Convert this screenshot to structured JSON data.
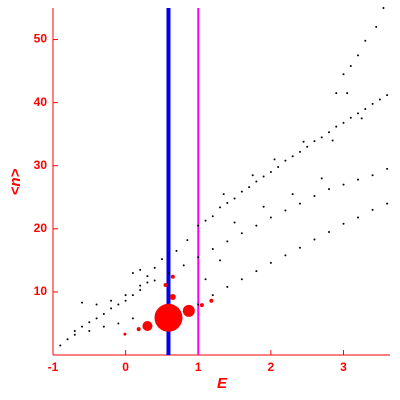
{
  "chart_data": {
    "type": "scatter",
    "x_label": "E",
    "y_label": "<n>",
    "xlim": [
      -1,
      3.64
    ],
    "ylim": [
      0,
      55
    ],
    "xticks": [
      -1,
      0,
      1,
      2,
      3
    ],
    "yticks": [
      10,
      20,
      30,
      40,
      50
    ],
    "axis_color": "#ff0000",
    "vlines": [
      {
        "value": 0.59,
        "color": "#0000ee"
      },
      {
        "value": 1.0,
        "color": "#ff00ff"
      }
    ],
    "series": [
      {
        "color": "#000000",
        "x": [
          -0.9,
          -0.8,
          -0.7,
          -0.6,
          -0.5,
          -0.4,
          -0.3,
          -0.2,
          -0.1,
          0,
          0.1,
          0.2,
          0.3,
          0.4,
          0.5,
          0.7,
          0.85,
          1.0,
          1.1,
          1.2,
          1.3,
          1.4,
          1.5,
          1.6,
          1.7,
          1.8,
          1.9,
          2.0,
          2.1,
          2.2,
          2.3,
          2.4,
          2.5,
          2.6,
          2.7,
          2.8,
          2.9,
          3.0,
          3.1,
          3.2,
          3.3,
          3.4,
          3.5,
          3.6,
          1.75,
          2.05,
          2.45,
          2.85,
          3.25,
          1.35,
          -0.6,
          -0.4,
          -0.2,
          0,
          0.2,
          0.4,
          0.6,
          0.8,
          1.0,
          1.2,
          1.4,
          1.6,
          1.8,
          2.0,
          2.2,
          2.4,
          2.6,
          2.8,
          3.0,
          3.2,
          3.4,
          3.6,
          1.5,
          1.9,
          2.3,
          2.7,
          -0.7,
          -0.5,
          -0.3,
          -0.1,
          0.1,
          1.0,
          1.2,
          1.4,
          1.6,
          1.8,
          2.0,
          2.2,
          2.4,
          2.6,
          2.8,
          3.0,
          3.2,
          3.4,
          3.6,
          1.1,
          1.3,
          0.3,
          0.2,
          0.1,
          3.0,
          3.2,
          3.45,
          3.55,
          3.3,
          2.9,
          3.1,
          3.05
        ],
        "values": [
          1.5,
          2.5,
          3.8,
          4.5,
          5.2,
          5.8,
          6.5,
          7.4,
          8.0,
          8.6,
          9.5,
          10.3,
          12.5,
          13.8,
          15.2,
          16.5,
          18.2,
          20.5,
          21.3,
          22.0,
          23.4,
          24.1,
          24.8,
          25.9,
          26.6,
          27.5,
          28.3,
          29.0,
          29.8,
          30.8,
          31.5,
          32.2,
          33.0,
          33.9,
          34.5,
          35.3,
          36.2,
          36.8,
          37.6,
          38.3,
          39.0,
          39.8,
          40.5,
          41.2,
          28.5,
          31.0,
          33.8,
          34.0,
          37.5,
          25.5,
          8.3,
          8.0,
          8.6,
          9.5,
          11.0,
          11.8,
          13.0,
          14.2,
          15.5,
          16.8,
          18.0,
          19.3,
          20.5,
          21.8,
          22.9,
          24.0,
          25.2,
          26.3,
          27.0,
          27.8,
          28.5,
          29.5,
          21.0,
          23.5,
          25.5,
          28.0,
          3.2,
          3.8,
          4.5,
          5.0,
          5.8,
          8.0,
          9.5,
          10.8,
          12.0,
          13.3,
          14.6,
          15.8,
          17.0,
          18.3,
          19.5,
          20.8,
          21.8,
          23.0,
          24.0,
          12.0,
          15.0,
          11.5,
          13.5,
          13.0,
          44.5,
          47.5,
          52,
          55,
          49.8,
          41.5,
          45.8,
          41.5
        ],
        "sizes": []
      },
      {
        "color": "#ff0000",
        "x": [
          0.59,
          0.87,
          0.3,
          0.65,
          0.65,
          0.55,
          1.18,
          1.05,
          0.18,
          -0.01
        ],
        "values": [
          5.9,
          7.0,
          4.6,
          9.2,
          12.4,
          11.1,
          8.6,
          7.9,
          4.1,
          3.3
        ],
        "sizes": [
          14,
          6,
          5,
          3,
          2,
          2,
          2,
          2,
          2,
          1.5
        ]
      }
    ]
  }
}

_ _ _ _ _ _ _

- **WHAT YOU ARE ASKED TO DO**
Set down all the entries exactly as they appear, but skip any pictures.

- **SOLUTION**
Convert this screenshot to structured JSON data.
{
  "chart_data": {
    "type": "scatter",
    "x_label": "E",
    "y_label": "<n>",
    "xlim": [
      -1,
      3.64
    ],
    "ylim": [
      0,
      55
    ],
    "xticks": [
      -1,
      0,
      1,
      2,
      3
    ],
    "yticks": [
      10,
      20,
      30,
      40,
      50
    ],
    "axis_color": "#ff0000",
    "vlines": [
      {
        "value": 0.59,
        "color": "#0000ee"
      },
      {
        "value": 1.0,
        "color": "#ff00ff"
      }
    ],
    "series": [
      {
        "color": "#000000",
        "x": [
          -0.9,
          -0.8,
          -0.7,
          -0.6,
          -0.5,
          -0.4,
          -0.3,
          -0.2,
          -0.1,
          0,
          0.1,
          0.2,
          0.3,
          0.4,
          0.5,
          0.7,
          0.85,
          1.0,
          1.1,
          1.2,
          1.3,
          1.4,
          1.5,
          1.6,
          1.7,
          1.8,
          1.9,
          2.0,
          2.1,
          2.2,
          2.3,
          2.4,
          2.5,
          2.6,
          2.7,
          2.8,
          2.9,
          3.0,
          3.1,
          3.2,
          3.3,
          3.4,
          3.5,
          3.6,
          1.75,
          2.05,
          2.45,
          2.85,
          3.25,
          1.35,
          -0.6,
          -0.4,
          -0.2,
          0,
          0.2,
          0.4,
          0.6,
          0.8,
          1.0,
          1.2,
          1.4,
          1.6,
          1.8,
          2.0,
          2.2,
          2.4,
          2.6,
          2.8,
          3.0,
          3.2,
          3.4,
          3.6,
          1.5,
          1.9,
          2.3,
          2.7,
          -0.7,
          -0.5,
          -0.3,
          -0.1,
          0.1,
          1.0,
          1.2,
          1.4,
          1.6,
          1.8,
          2.0,
          2.2,
          2.4,
          2.6,
          2.8,
          3.0,
          3.2,
          3.4,
          3.6,
          1.1,
          1.3,
          0.3,
          0.2,
          0.1,
          3.0,
          3.2,
          3.45,
          3.55,
          3.3,
          2.9,
          3.1,
          3.05
        ],
        "values": [
          1.5,
          2.5,
          3.8,
          4.5,
          5.2,
          5.8,
          6.5,
          7.4,
          8.0,
          8.6,
          9.5,
          10.3,
          12.5,
          13.8,
          15.2,
          16.5,
          18.2,
          20.5,
          21.3,
          22.0,
          23.4,
          24.1,
          24.8,
          25.9,
          26.6,
          27.5,
          28.3,
          29.0,
          29.8,
          30.8,
          31.5,
          32.2,
          33.0,
          33.9,
          34.5,
          35.3,
          36.2,
          36.8,
          37.6,
          38.3,
          39.0,
          39.8,
          40.5,
          41.2,
          28.5,
          31.0,
          33.8,
          34.0,
          37.5,
          25.5,
          8.3,
          8.0,
          8.6,
          9.5,
          11.0,
          11.8,
          13.0,
          14.2,
          15.5,
          16.8,
          18.0,
          19.3,
          20.5,
          21.8,
          22.9,
          24.0,
          25.2,
          26.3,
          27.0,
          27.8,
          28.5,
          29.5,
          21.0,
          23.5,
          25.5,
          28.0,
          3.2,
          3.8,
          4.5,
          5.0,
          5.8,
          8.0,
          9.5,
          10.8,
          12.0,
          13.3,
          14.6,
          15.8,
          17.0,
          18.3,
          19.5,
          20.8,
          21.8,
          23.0,
          24.0,
          12.0,
          15.0,
          11.5,
          13.5,
          13.0,
          44.5,
          47.5,
          52,
          55,
          49.8,
          41.5,
          45.8,
          41.5
        ],
        "sizes": []
      },
      {
        "color": "#ff0000",
        "x": [
          0.59,
          0.87,
          0.3,
          0.65,
          0.65,
          0.55,
          1.18,
          1.05,
          0.18,
          -0.01
        ],
        "values": [
          5.9,
          7.0,
          4.6,
          9.2,
          12.4,
          11.1,
          8.6,
          7.9,
          4.1,
          3.3
        ],
        "sizes": [
          14,
          6,
          5,
          3,
          2,
          2,
          2,
          2,
          2,
          1.5
        ]
      }
    ]
  }
}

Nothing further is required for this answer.